■ Problem
Print all of the data exactly as written.

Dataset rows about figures
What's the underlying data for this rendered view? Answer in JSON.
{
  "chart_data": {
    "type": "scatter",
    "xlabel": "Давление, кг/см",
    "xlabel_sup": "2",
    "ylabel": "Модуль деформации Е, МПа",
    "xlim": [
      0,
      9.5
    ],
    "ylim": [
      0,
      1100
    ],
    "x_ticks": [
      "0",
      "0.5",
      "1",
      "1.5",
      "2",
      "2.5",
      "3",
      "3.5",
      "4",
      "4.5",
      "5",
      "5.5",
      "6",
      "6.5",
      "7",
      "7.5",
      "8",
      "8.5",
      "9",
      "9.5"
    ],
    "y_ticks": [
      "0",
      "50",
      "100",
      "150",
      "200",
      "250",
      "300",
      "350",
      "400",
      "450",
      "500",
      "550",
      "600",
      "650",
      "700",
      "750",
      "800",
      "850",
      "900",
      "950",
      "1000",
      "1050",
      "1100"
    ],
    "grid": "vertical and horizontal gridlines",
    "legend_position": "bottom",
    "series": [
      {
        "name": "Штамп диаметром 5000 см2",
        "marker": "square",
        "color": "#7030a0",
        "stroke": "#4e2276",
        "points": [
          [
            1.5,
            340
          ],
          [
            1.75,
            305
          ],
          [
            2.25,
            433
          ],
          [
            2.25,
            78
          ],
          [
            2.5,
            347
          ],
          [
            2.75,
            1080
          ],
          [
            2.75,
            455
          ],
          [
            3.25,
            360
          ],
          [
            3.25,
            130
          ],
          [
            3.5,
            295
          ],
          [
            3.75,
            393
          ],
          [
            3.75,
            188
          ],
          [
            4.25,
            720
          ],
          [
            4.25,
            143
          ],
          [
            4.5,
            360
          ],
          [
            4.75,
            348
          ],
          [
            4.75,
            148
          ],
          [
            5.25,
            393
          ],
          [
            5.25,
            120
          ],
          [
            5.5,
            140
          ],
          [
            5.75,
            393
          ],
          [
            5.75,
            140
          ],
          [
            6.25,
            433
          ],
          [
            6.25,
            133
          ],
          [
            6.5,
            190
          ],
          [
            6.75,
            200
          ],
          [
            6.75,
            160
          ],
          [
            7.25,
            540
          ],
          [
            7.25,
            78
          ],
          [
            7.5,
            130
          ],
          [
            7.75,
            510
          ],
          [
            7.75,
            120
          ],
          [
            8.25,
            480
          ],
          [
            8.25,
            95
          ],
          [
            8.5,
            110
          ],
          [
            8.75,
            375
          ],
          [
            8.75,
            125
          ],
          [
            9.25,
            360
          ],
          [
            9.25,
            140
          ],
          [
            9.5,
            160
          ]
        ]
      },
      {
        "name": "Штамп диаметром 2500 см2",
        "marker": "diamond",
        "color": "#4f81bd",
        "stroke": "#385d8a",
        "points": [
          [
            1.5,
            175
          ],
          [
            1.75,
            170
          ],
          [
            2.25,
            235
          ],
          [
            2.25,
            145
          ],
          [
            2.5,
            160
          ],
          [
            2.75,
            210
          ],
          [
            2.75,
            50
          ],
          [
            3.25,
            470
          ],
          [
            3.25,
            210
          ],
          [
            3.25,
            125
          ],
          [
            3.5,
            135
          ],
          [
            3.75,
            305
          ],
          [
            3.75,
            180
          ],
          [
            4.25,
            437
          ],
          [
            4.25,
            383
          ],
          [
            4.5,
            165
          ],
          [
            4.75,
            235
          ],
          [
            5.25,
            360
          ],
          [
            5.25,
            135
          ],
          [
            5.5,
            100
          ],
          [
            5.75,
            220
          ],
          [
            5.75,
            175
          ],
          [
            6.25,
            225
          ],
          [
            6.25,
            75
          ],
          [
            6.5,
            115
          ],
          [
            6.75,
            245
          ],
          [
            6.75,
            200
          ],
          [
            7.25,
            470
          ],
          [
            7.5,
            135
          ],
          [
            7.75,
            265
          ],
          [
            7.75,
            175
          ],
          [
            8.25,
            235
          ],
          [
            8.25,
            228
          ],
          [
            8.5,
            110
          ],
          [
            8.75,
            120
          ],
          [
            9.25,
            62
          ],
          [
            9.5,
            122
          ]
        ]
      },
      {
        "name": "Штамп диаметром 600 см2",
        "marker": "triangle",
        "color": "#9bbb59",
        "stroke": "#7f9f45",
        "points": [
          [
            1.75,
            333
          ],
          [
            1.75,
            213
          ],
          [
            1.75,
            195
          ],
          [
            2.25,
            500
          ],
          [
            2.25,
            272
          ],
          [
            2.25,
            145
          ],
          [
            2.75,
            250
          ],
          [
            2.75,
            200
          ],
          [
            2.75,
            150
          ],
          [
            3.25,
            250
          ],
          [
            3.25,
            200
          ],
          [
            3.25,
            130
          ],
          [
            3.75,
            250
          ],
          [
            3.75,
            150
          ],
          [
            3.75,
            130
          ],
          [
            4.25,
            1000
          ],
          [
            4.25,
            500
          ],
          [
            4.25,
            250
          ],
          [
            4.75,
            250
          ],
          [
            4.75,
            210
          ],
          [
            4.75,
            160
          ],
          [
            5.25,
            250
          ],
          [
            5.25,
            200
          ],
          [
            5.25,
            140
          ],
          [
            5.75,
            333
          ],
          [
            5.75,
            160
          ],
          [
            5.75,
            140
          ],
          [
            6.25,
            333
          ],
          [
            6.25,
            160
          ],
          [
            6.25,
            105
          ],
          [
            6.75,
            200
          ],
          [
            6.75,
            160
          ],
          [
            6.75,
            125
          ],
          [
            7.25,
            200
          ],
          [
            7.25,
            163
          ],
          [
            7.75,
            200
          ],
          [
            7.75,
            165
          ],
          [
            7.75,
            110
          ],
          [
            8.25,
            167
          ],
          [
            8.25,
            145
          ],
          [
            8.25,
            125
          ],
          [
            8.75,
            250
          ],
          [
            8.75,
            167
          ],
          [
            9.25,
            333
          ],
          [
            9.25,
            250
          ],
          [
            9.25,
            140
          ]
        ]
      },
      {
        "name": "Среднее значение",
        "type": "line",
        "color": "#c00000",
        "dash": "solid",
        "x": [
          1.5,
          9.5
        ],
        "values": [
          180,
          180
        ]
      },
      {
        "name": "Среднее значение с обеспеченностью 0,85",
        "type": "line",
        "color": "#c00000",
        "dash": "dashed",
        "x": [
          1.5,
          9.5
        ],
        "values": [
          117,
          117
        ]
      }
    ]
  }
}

■ Completed exercise
What's the underlying data for this rendered view? Answer in JSON.
{
  "chart_data": {
    "type": "scatter",
    "xlabel": "Давление, кг/см",
    "xlabel_sup": "2",
    "ylabel": "Модуль деформации Е, МПа",
    "xlim": [
      0,
      9.5
    ],
    "ylim": [
      0,
      1100
    ],
    "x_ticks": [
      "0",
      "0.5",
      "1",
      "1.5",
      "2",
      "2.5",
      "3",
      "3.5",
      "4",
      "4.5",
      "5",
      "5.5",
      "6",
      "6.5",
      "7",
      "7.5",
      "8",
      "8.5",
      "9",
      "9.5"
    ],
    "y_ticks": [
      "0",
      "50",
      "100",
      "150",
      "200",
      "250",
      "300",
      "350",
      "400",
      "450",
      "500",
      "550",
      "600",
      "650",
      "700",
      "750",
      "800",
      "850",
      "900",
      "950",
      "1000",
      "1050",
      "1100"
    ],
    "grid": "vertical and horizontal gridlines",
    "legend_position": "bottom",
    "series": [
      {
        "name": "Штамп диаметром 5000 см2",
        "marker": "square",
        "color": "#7030a0",
        "stroke": "#4e2276",
        "points": [
          [
            1.5,
            340
          ],
          [
            1.75,
            305
          ],
          [
            2.25,
            433
          ],
          [
            2.25,
            78
          ],
          [
            2.5,
            347
          ],
          [
            2.75,
            1080
          ],
          [
            2.75,
            455
          ],
          [
            3.25,
            360
          ],
          [
            3.25,
            130
          ],
          [
            3.5,
            295
          ],
          [
            3.75,
            393
          ],
          [
            3.75,
            188
          ],
          [
            4.25,
            720
          ],
          [
            4.25,
            143
          ],
          [
            4.5,
            360
          ],
          [
            4.75,
            348
          ],
          [
            4.75,
            148
          ],
          [
            5.25,
            393
          ],
          [
            5.25,
            120
          ],
          [
            5.5,
            140
          ],
          [
            5.75,
            393
          ],
          [
            5.75,
            140
          ],
          [
            6.25,
            433
          ],
          [
            6.25,
            133
          ],
          [
            6.5,
            190
          ],
          [
            6.75,
            200
          ],
          [
            6.75,
            160
          ],
          [
            7.25,
            540
          ],
          [
            7.25,
            78
          ],
          [
            7.5,
            130
          ],
          [
            7.75,
            510
          ],
          [
            7.75,
            120
          ],
          [
            8.25,
            480
          ],
          [
            8.25,
            95
          ],
          [
            8.5,
            110
          ],
          [
            8.75,
            375
          ],
          [
            8.75,
            125
          ],
          [
            9.25,
            360
          ],
          [
            9.25,
            140
          ],
          [
            9.5,
            160
          ]
        ]
      },
      {
        "name": "Штамп диаметром 2500 см2",
        "marker": "diamond",
        "color": "#4f81bd",
        "stroke": "#385d8a",
        "points": [
          [
            1.5,
            175
          ],
          [
            1.75,
            170
          ],
          [
            2.25,
            235
          ],
          [
            2.25,
            145
          ],
          [
            2.5,
            160
          ],
          [
            2.75,
            210
          ],
          [
            2.75,
            50
          ],
          [
            3.25,
            470
          ],
          [
            3.25,
            210
          ],
          [
            3.25,
            125
          ],
          [
            3.5,
            135
          ],
          [
            3.75,
            305
          ],
          [
            3.75,
            180
          ],
          [
            4.25,
            437
          ],
          [
            4.25,
            383
          ],
          [
            4.5,
            165
          ],
          [
            4.75,
            235
          ],
          [
            5.25,
            360
          ],
          [
            5.25,
            135
          ],
          [
            5.5,
            100
          ],
          [
            5.75,
            220
          ],
          [
            5.75,
            175
          ],
          [
            6.25,
            225
          ],
          [
            6.25,
            75
          ],
          [
            6.5,
            115
          ],
          [
            6.75,
            245
          ],
          [
            6.75,
            200
          ],
          [
            7.25,
            470
          ],
          [
            7.5,
            135
          ],
          [
            7.75,
            265
          ],
          [
            7.75,
            175
          ],
          [
            8.25,
            235
          ],
          [
            8.25,
            228
          ],
          [
            8.5,
            110
          ],
          [
            8.75,
            120
          ],
          [
            9.25,
            62
          ],
          [
            9.5,
            122
          ]
        ]
      },
      {
        "name": "Штамп диаметром 600 см2",
        "marker": "triangle",
        "color": "#9bbb59",
        "stroke": "#7f9f45",
        "points": [
          [
            1.75,
            333
          ],
          [
            1.75,
            213
          ],
          [
            1.75,
            195
          ],
          [
            2.25,
            500
          ],
          [
            2.25,
            272
          ],
          [
            2.25,
            145
          ],
          [
            2.75,
            250
          ],
          [
            2.75,
            200
          ],
          [
            2.75,
            150
          ],
          [
            3.25,
            250
          ],
          [
            3.25,
            200
          ],
          [
            3.25,
            130
          ],
          [
            3.75,
            250
          ],
          [
            3.75,
            150
          ],
          [
            3.75,
            130
          ],
          [
            4.25,
            1000
          ],
          [
            4.25,
            500
          ],
          [
            4.25,
            250
          ],
          [
            4.75,
            250
          ],
          [
            4.75,
            210
          ],
          [
            4.75,
            160
          ],
          [
            5.25,
            250
          ],
          [
            5.25,
            200
          ],
          [
            5.25,
            140
          ],
          [
            5.75,
            333
          ],
          [
            5.75,
            160
          ],
          [
            5.75,
            140
          ],
          [
            6.25,
            333
          ],
          [
            6.25,
            160
          ],
          [
            6.25,
            105
          ],
          [
            6.75,
            200
          ],
          [
            6.75,
            160
          ],
          [
            6.75,
            125
          ],
          [
            7.25,
            200
          ],
          [
            7.25,
            163
          ],
          [
            7.75,
            200
          ],
          [
            7.75,
            165
          ],
          [
            7.75,
            110
          ],
          [
            8.25,
            167
          ],
          [
            8.25,
            145
          ],
          [
            8.25,
            125
          ],
          [
            8.75,
            250
          ],
          [
            8.75,
            167
          ],
          [
            9.25,
            333
          ],
          [
            9.25,
            250
          ],
          [
            9.25,
            140
          ]
        ]
      },
      {
        "name": "Среднее значение",
        "type": "line",
        "color": "#c00000",
        "dash": "solid",
        "x": [
          1.5,
          9.5
        ],
        "values": [
          180,
          180
        ]
      },
      {
        "name": "Среднее значение с обеспеченностью 0,85",
        "type": "line",
        "color": "#c00000",
        "dash": "dashed",
        "x": [
          1.5,
          9.5
        ],
        "values": [
          117,
          117
        ]
      }
    ]
  }
}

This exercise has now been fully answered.